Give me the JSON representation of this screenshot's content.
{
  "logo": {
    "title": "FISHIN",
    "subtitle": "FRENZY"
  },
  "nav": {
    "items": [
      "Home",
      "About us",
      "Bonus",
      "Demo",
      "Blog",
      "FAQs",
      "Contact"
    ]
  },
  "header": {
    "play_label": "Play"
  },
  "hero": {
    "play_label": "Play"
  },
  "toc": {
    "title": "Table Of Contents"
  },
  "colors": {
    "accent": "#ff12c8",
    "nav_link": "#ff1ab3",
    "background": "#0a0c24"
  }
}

____

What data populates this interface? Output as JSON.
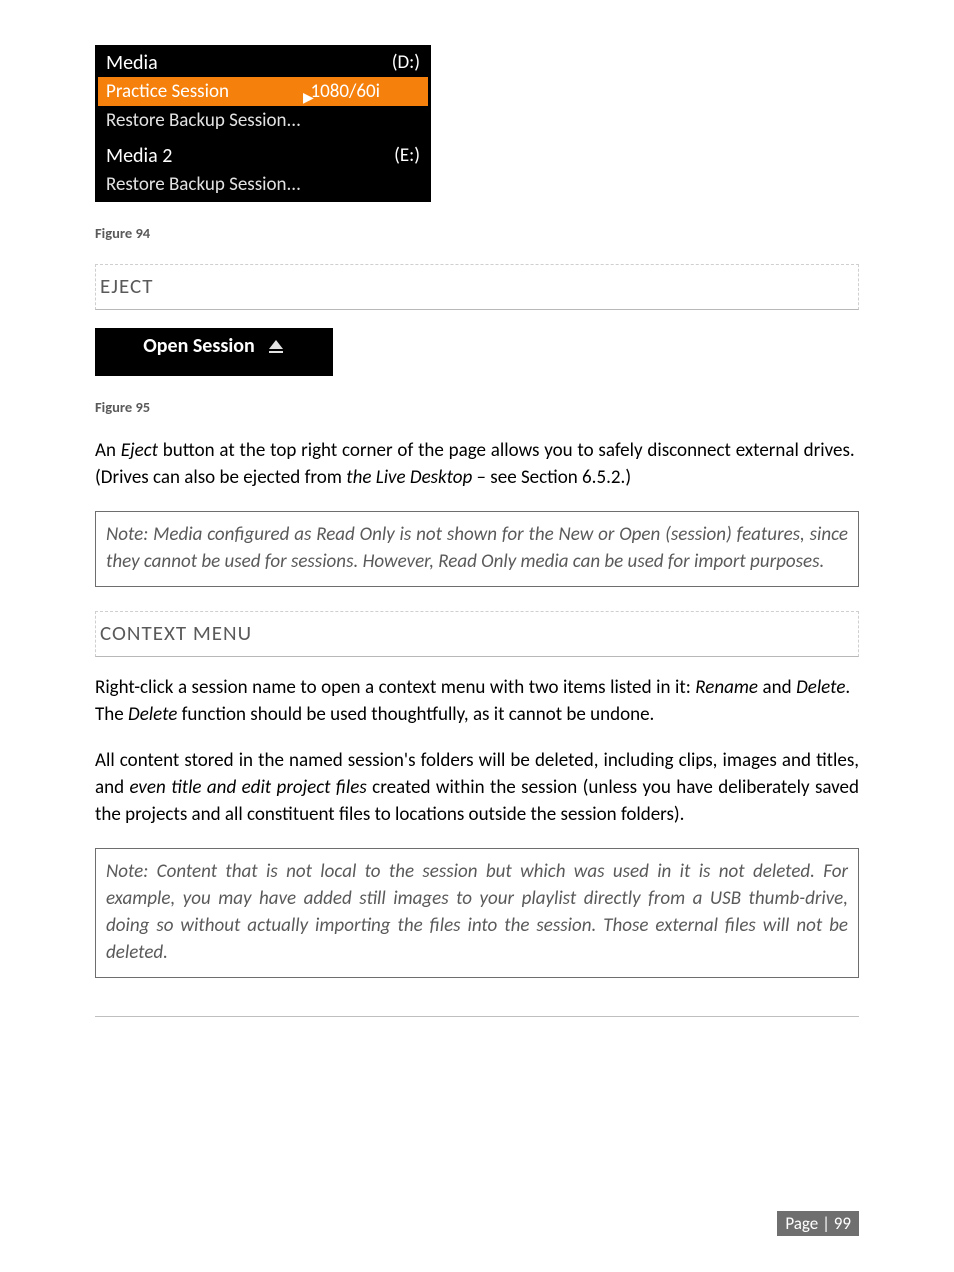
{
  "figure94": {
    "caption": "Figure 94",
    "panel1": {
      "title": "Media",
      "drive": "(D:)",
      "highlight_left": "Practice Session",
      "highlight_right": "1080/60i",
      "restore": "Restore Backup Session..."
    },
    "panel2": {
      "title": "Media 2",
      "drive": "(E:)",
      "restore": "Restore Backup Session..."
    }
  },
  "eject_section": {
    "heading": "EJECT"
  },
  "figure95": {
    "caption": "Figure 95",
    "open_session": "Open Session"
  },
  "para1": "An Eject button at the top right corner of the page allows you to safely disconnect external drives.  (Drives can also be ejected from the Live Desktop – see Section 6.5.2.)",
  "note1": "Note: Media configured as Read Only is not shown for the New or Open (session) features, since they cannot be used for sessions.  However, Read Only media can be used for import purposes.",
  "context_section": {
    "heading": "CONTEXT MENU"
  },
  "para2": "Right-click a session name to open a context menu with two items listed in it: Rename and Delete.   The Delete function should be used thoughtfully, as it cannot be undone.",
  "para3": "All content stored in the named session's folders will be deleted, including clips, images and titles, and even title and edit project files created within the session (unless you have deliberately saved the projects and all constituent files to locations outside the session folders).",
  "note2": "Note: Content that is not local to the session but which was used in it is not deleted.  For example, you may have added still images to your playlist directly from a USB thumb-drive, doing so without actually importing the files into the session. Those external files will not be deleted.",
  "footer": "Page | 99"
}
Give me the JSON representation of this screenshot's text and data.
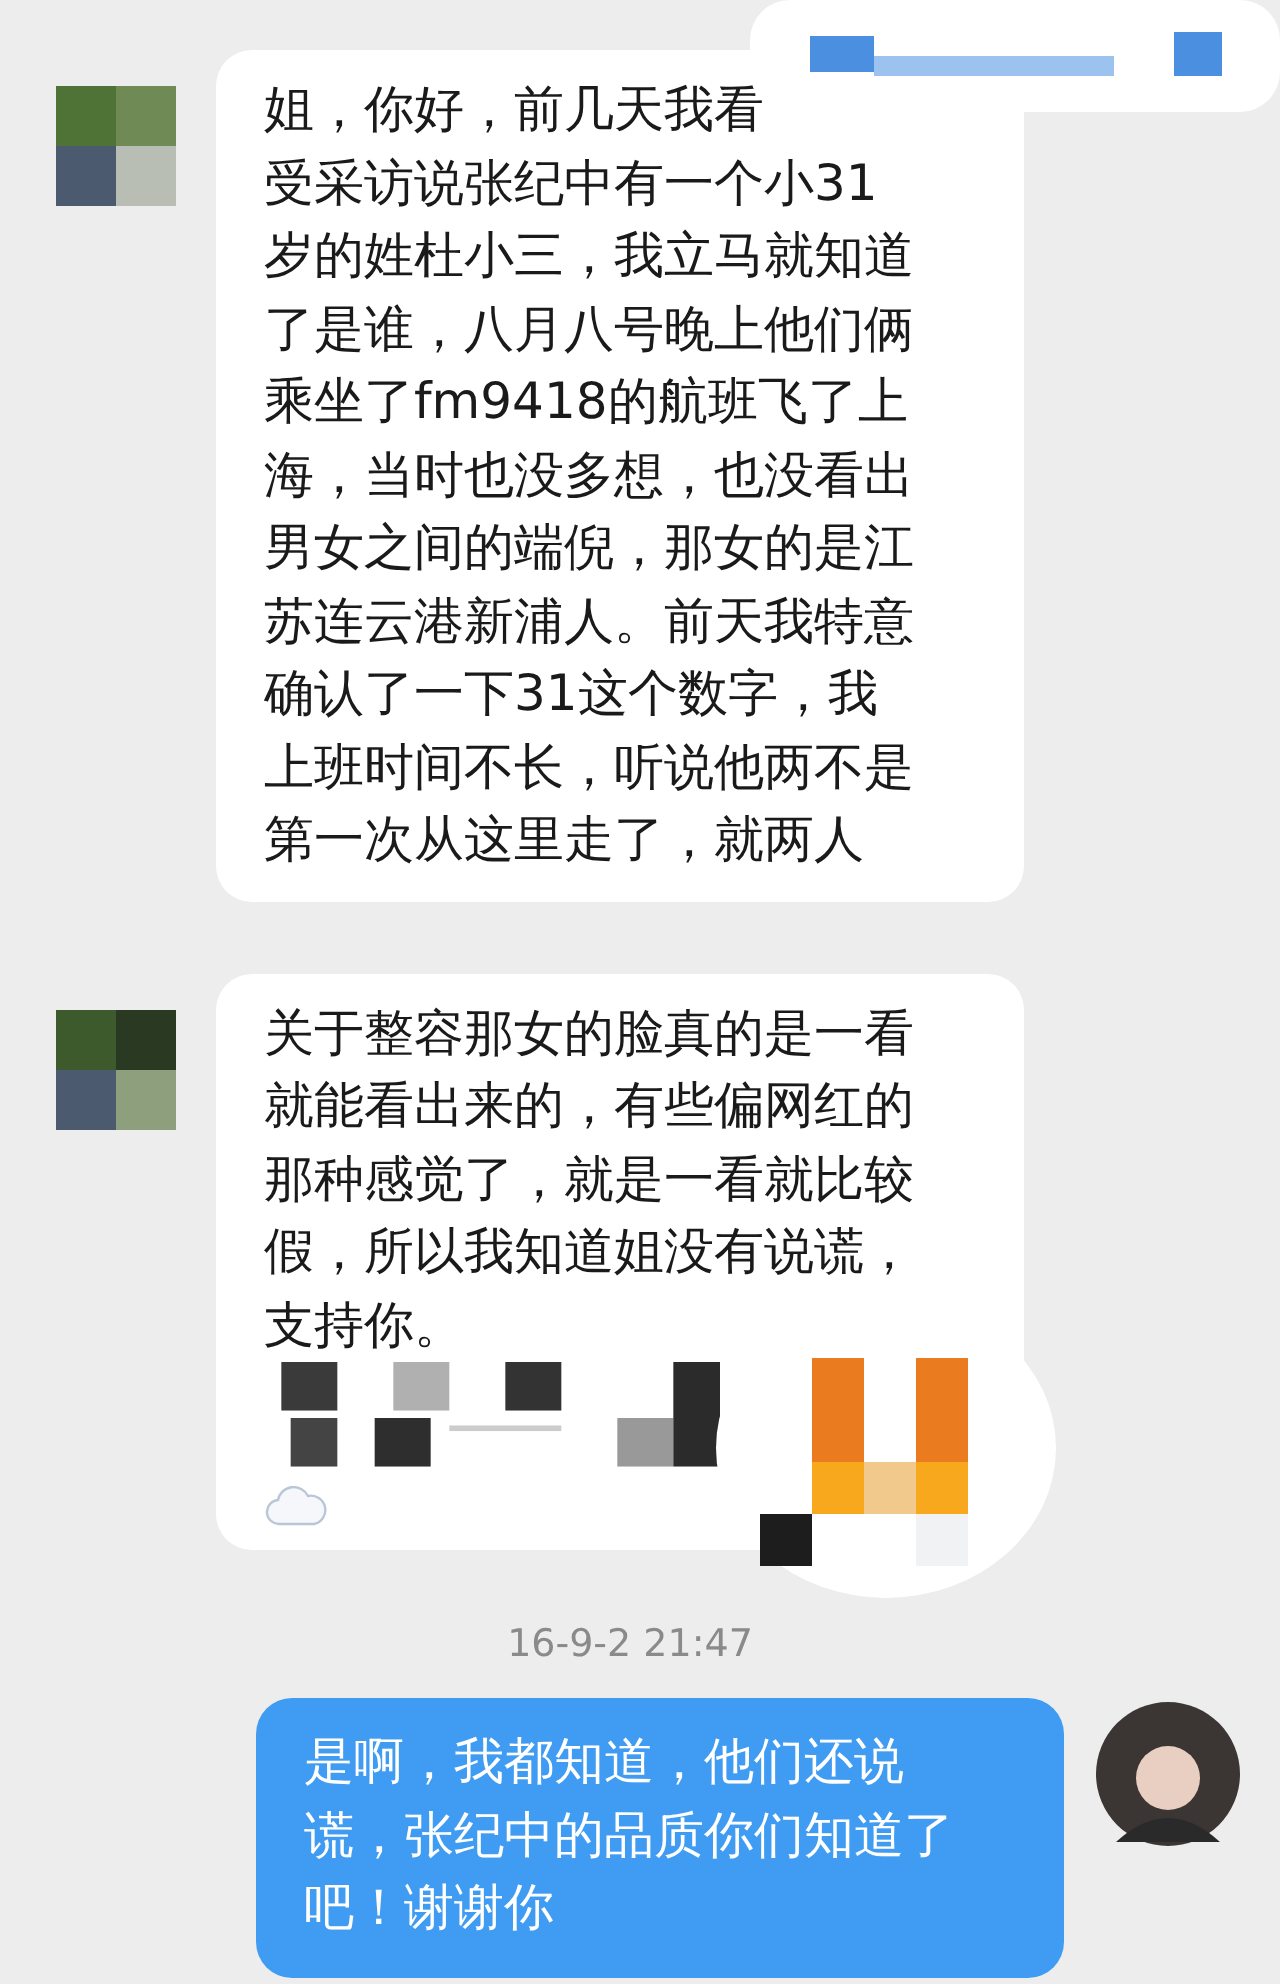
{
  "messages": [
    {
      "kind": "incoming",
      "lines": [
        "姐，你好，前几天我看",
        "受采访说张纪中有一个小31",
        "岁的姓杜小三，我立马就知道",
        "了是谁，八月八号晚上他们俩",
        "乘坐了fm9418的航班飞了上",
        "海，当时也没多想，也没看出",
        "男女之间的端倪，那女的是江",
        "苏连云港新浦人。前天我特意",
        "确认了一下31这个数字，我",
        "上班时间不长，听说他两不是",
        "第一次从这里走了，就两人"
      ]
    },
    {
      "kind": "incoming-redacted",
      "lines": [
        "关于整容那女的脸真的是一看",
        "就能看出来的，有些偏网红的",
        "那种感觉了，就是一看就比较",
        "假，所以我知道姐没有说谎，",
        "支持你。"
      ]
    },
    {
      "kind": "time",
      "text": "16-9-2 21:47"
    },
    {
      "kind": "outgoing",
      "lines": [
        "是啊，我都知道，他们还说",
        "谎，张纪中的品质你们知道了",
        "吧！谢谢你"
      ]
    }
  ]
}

____

__PROBLEM TO SOLVE__
Scan the material and collect every line that contains "this".

__FULL OUTPUT__
Give me the JSON representation of this screenshot's content.
What data populates this interface? Output as JSON.
Give me the JSON representation of this screenshot's text and data.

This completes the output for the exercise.